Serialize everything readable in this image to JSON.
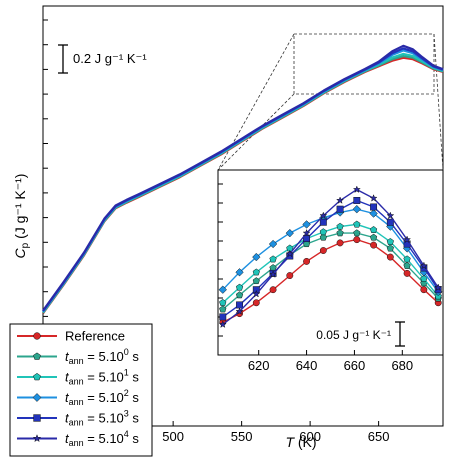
{
  "chart_data": {
    "type": "line",
    "ylabel": "C",
    "ylabel_sub": "p",
    "ylabel_unit": " (J g⁻¹ K⁻¹)",
    "xlabel_var": "T",
    "xlabel_unit": " (K)",
    "x_ticks": [
      "500",
      "550",
      "600",
      "650"
    ],
    "xlim": [
      405,
      697
    ],
    "y_scalebar": "0.2 J g⁻¹ K⁻¹",
    "colors": {
      "reference": "#d62728",
      "t0": "#2ca58d",
      "t1": "#20c4b8",
      "t2": "#1e90e0",
      "t3": "#2233bb",
      "t4": "#2a2aa8"
    },
    "main_curve": {
      "x": [
        405,
        420,
        435,
        450,
        458,
        466,
        475,
        490,
        505,
        520,
        535,
        550,
        565,
        580,
        595,
        610,
        625,
        640,
        650,
        660,
        668,
        675,
        682,
        690,
        697
      ],
      "y": [
        0.0,
        0.2,
        0.41,
        0.65,
        0.74,
        0.78,
        0.82,
        0.89,
        0.96,
        1.04,
        1.12,
        1.21,
        1.3,
        1.38,
        1.46,
        1.55,
        1.63,
        1.7,
        1.74,
        1.78,
        1.8,
        1.79,
        1.76,
        1.72,
        1.7
      ]
    },
    "series": [
      {
        "name": "Reference",
        "label_pre": "",
        "label_sub": "",
        "label_base": "Reference",
        "label_sup": "",
        "label_post": "",
        "marker": "circle",
        "color": "#d62728",
        "inset_x": [
          605,
          612,
          619,
          626,
          633,
          640,
          647,
          654,
          661,
          668,
          675,
          682,
          689,
          695
        ],
        "inset_y": [
          0.0,
          0.008,
          0.018,
          0.03,
          0.043,
          0.056,
          0.066,
          0.073,
          0.076,
          0.071,
          0.06,
          0.045,
          0.03,
          0.018
        ]
      },
      {
        "name": "tann = 5.10^0 s",
        "label_pre": "t",
        "label_sub": "ann",
        "label_base": " = 5.10",
        "label_sup": "0",
        "label_post": " s",
        "marker": "pentagon",
        "color": "#2ca58d",
        "inset_x": [
          605,
          612,
          619,
          626,
          633,
          640,
          647,
          654,
          661,
          668,
          675,
          682,
          689,
          695
        ],
        "inset_y": [
          0.012,
          0.025,
          0.038,
          0.05,
          0.062,
          0.072,
          0.078,
          0.082,
          0.082,
          0.078,
          0.068,
          0.052,
          0.036,
          0.022
        ]
      },
      {
        "name": "tann = 5.10^1 s",
        "label_pre": "t",
        "label_sub": "ann",
        "label_base": " = 5.10",
        "label_sup": "1",
        "label_post": " s",
        "marker": "pentagon",
        "color": "#20c4b8",
        "inset_x": [
          605,
          612,
          619,
          626,
          633,
          640,
          647,
          654,
          661,
          668,
          675,
          682,
          689,
          695
        ],
        "inset_y": [
          0.018,
          0.032,
          0.046,
          0.058,
          0.068,
          0.077,
          0.083,
          0.088,
          0.09,
          0.085,
          0.074,
          0.058,
          0.04,
          0.024
        ]
      },
      {
        "name": "tann = 5.10^2 s",
        "label_pre": "t",
        "label_sub": "ann",
        "label_base": " = 5.10",
        "label_sup": "2",
        "label_post": " s",
        "marker": "diamond",
        "color": "#1e90e0",
        "inset_x": [
          605,
          612,
          619,
          626,
          633,
          640,
          647,
          654,
          661,
          668,
          675,
          682,
          689,
          695
        ],
        "inset_y": [
          0.03,
          0.046,
          0.06,
          0.072,
          0.082,
          0.09,
          0.096,
          0.101,
          0.104,
          0.1,
          0.088,
          0.068,
          0.046,
          0.028
        ]
      },
      {
        "name": "tann = 5.10^3 s",
        "label_pre": "t",
        "label_sub": "ann",
        "label_base": " = 5.10",
        "label_sup": "3",
        "label_post": " s",
        "marker": "square",
        "color": "#2233bb",
        "inset_x": [
          605,
          612,
          619,
          626,
          633,
          640,
          647,
          654,
          661,
          668,
          675,
          682,
          689,
          695
        ],
        "inset_y": [
          0.005,
          0.016,
          0.03,
          0.045,
          0.061,
          0.077,
          0.092,
          0.104,
          0.112,
          0.106,
          0.092,
          0.072,
          0.05,
          0.03
        ]
      },
      {
        "name": "tann = 5.10^4 s",
        "label_pre": "t",
        "label_sub": "ann",
        "label_base": " = 5.10",
        "label_sup": "4",
        "label_post": " s",
        "marker": "star",
        "color": "#2a2aa8",
        "inset_x": [
          605,
          612,
          619,
          626,
          633,
          640,
          647,
          654,
          661,
          668,
          675,
          682,
          689,
          695
        ],
        "inset_y": [
          -0.002,
          0.01,
          0.026,
          0.044,
          0.063,
          0.082,
          0.098,
          0.112,
          0.122,
          0.114,
          0.098,
          0.076,
          0.052,
          0.032
        ]
      }
    ],
    "inset": {
      "x_ticks": [
        "620",
        "640",
        "660",
        "680"
      ],
      "xlim": [
        603,
        697
      ],
      "ylim": [
        -0.03,
        0.14
      ],
      "y_scalebar": "0.05 J g⁻¹ K⁻¹"
    }
  }
}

> [What you have to do]: Quote each entry above verbatim and drop the pictures.

> [Response]:
Serialize everything readable in this image to JSON.
{
  "chart_data": {
    "type": "line",
    "ylabel": "C",
    "ylabel_sub": "p",
    "ylabel_unit": " (J g⁻¹ K⁻¹)",
    "xlabel_var": "T",
    "xlabel_unit": " (K)",
    "x_ticks": [
      "500",
      "550",
      "600",
      "650"
    ],
    "xlim": [
      405,
      697
    ],
    "y_scalebar": "0.2 J g⁻¹ K⁻¹",
    "colors": {
      "reference": "#d62728",
      "t0": "#2ca58d",
      "t1": "#20c4b8",
      "t2": "#1e90e0",
      "t3": "#2233bb",
      "t4": "#2a2aa8"
    },
    "main_curve": {
      "x": [
        405,
        420,
        435,
        450,
        458,
        466,
        475,
        490,
        505,
        520,
        535,
        550,
        565,
        580,
        595,
        610,
        625,
        640,
        650,
        660,
        668,
        675,
        682,
        690,
        697
      ],
      "y": [
        0.0,
        0.2,
        0.41,
        0.65,
        0.74,
        0.78,
        0.82,
        0.89,
        0.96,
        1.04,
        1.12,
        1.21,
        1.3,
        1.38,
        1.46,
        1.55,
        1.63,
        1.7,
        1.74,
        1.78,
        1.8,
        1.79,
        1.76,
        1.72,
        1.7
      ]
    },
    "series": [
      {
        "name": "Reference",
        "label_pre": "",
        "label_sub": "",
        "label_base": "Reference",
        "label_sup": "",
        "label_post": "",
        "marker": "circle",
        "color": "#d62728",
        "inset_x": [
          605,
          612,
          619,
          626,
          633,
          640,
          647,
          654,
          661,
          668,
          675,
          682,
          689,
          695
        ],
        "inset_y": [
          0.0,
          0.008,
          0.018,
          0.03,
          0.043,
          0.056,
          0.066,
          0.073,
          0.076,
          0.071,
          0.06,
          0.045,
          0.03,
          0.018
        ]
      },
      {
        "name": "tann = 5.10^0 s",
        "label_pre": "t",
        "label_sub": "ann",
        "label_base": " = 5.10",
        "label_sup": "0",
        "label_post": " s",
        "marker": "pentagon",
        "color": "#2ca58d",
        "inset_x": [
          605,
          612,
          619,
          626,
          633,
          640,
          647,
          654,
          661,
          668,
          675,
          682,
          689,
          695
        ],
        "inset_y": [
          0.012,
          0.025,
          0.038,
          0.05,
          0.062,
          0.072,
          0.078,
          0.082,
          0.082,
          0.078,
          0.068,
          0.052,
          0.036,
          0.022
        ]
      },
      {
        "name": "tann = 5.10^1 s",
        "label_pre": "t",
        "label_sub": "ann",
        "label_base": " = 5.10",
        "label_sup": "1",
        "label_post": " s",
        "marker": "pentagon",
        "color": "#20c4b8",
        "inset_x": [
          605,
          612,
          619,
          626,
          633,
          640,
          647,
          654,
          661,
          668,
          675,
          682,
          689,
          695
        ],
        "inset_y": [
          0.018,
          0.032,
          0.046,
          0.058,
          0.068,
          0.077,
          0.083,
          0.088,
          0.09,
          0.085,
          0.074,
          0.058,
          0.04,
          0.024
        ]
      },
      {
        "name": "tann = 5.10^2 s",
        "label_pre": "t",
        "label_sub": "ann",
        "label_base": " = 5.10",
        "label_sup": "2",
        "label_post": " s",
        "marker": "diamond",
        "color": "#1e90e0",
        "inset_x": [
          605,
          612,
          619,
          626,
          633,
          640,
          647,
          654,
          661,
          668,
          675,
          682,
          689,
          695
        ],
        "inset_y": [
          0.03,
          0.046,
          0.06,
          0.072,
          0.082,
          0.09,
          0.096,
          0.101,
          0.104,
          0.1,
          0.088,
          0.068,
          0.046,
          0.028
        ]
      },
      {
        "name": "tann = 5.10^3 s",
        "label_pre": "t",
        "label_sub": "ann",
        "label_base": " = 5.10",
        "label_sup": "3",
        "label_post": " s",
        "marker": "square",
        "color": "#2233bb",
        "inset_x": [
          605,
          612,
          619,
          626,
          633,
          640,
          647,
          654,
          661,
          668,
          675,
          682,
          689,
          695
        ],
        "inset_y": [
          0.005,
          0.016,
          0.03,
          0.045,
          0.061,
          0.077,
          0.092,
          0.104,
          0.112,
          0.106,
          0.092,
          0.072,
          0.05,
          0.03
        ]
      },
      {
        "name": "tann = 5.10^4 s",
        "label_pre": "t",
        "label_sub": "ann",
        "label_base": " = 5.10",
        "label_sup": "4",
        "label_post": " s",
        "marker": "star",
        "color": "#2a2aa8",
        "inset_x": [
          605,
          612,
          619,
          626,
          633,
          640,
          647,
          654,
          661,
          668,
          675,
          682,
          689,
          695
        ],
        "inset_y": [
          -0.002,
          0.01,
          0.026,
          0.044,
          0.063,
          0.082,
          0.098,
          0.112,
          0.122,
          0.114,
          0.098,
          0.076,
          0.052,
          0.032
        ]
      }
    ],
    "inset": {
      "x_ticks": [
        "620",
        "640",
        "660",
        "680"
      ],
      "xlim": [
        603,
        697
      ],
      "ylim": [
        -0.03,
        0.14
      ],
      "y_scalebar": "0.05 J g⁻¹ K⁻¹"
    }
  }
}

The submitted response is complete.